Your answer should be every line of the records that contains the word "were".
____________________
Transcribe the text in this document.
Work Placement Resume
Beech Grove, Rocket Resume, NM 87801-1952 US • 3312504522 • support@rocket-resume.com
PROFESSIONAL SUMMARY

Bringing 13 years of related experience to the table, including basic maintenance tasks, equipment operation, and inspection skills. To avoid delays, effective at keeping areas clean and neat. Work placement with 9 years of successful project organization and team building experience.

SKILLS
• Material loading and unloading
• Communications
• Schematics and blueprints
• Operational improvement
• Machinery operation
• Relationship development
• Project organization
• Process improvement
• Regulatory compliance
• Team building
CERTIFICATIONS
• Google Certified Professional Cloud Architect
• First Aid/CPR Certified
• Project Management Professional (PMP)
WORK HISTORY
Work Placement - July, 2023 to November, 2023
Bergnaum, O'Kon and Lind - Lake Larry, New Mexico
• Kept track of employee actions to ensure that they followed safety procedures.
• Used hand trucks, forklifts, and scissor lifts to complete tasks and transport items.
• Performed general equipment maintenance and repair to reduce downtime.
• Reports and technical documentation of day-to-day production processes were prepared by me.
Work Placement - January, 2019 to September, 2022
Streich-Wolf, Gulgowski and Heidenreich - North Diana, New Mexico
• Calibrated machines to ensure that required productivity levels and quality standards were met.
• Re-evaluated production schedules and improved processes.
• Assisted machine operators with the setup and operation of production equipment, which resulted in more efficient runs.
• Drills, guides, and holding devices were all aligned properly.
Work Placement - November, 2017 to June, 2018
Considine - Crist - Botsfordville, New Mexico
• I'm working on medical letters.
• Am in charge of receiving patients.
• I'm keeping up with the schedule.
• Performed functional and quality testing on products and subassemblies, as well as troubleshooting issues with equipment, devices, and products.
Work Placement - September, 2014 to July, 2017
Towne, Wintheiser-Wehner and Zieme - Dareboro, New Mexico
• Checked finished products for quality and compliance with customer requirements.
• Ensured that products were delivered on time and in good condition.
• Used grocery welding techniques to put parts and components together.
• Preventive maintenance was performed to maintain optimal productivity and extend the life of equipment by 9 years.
____________________
• Written solution:
• Reports and technical documentation of day-to-day production processes were prepared by me.
• Calibrated machines to ensure that required productivity levels and quality standards were met.
• Drills, guides, and holding devices were all aligned properly.
• Ensured that products were delivered on time and in good condition.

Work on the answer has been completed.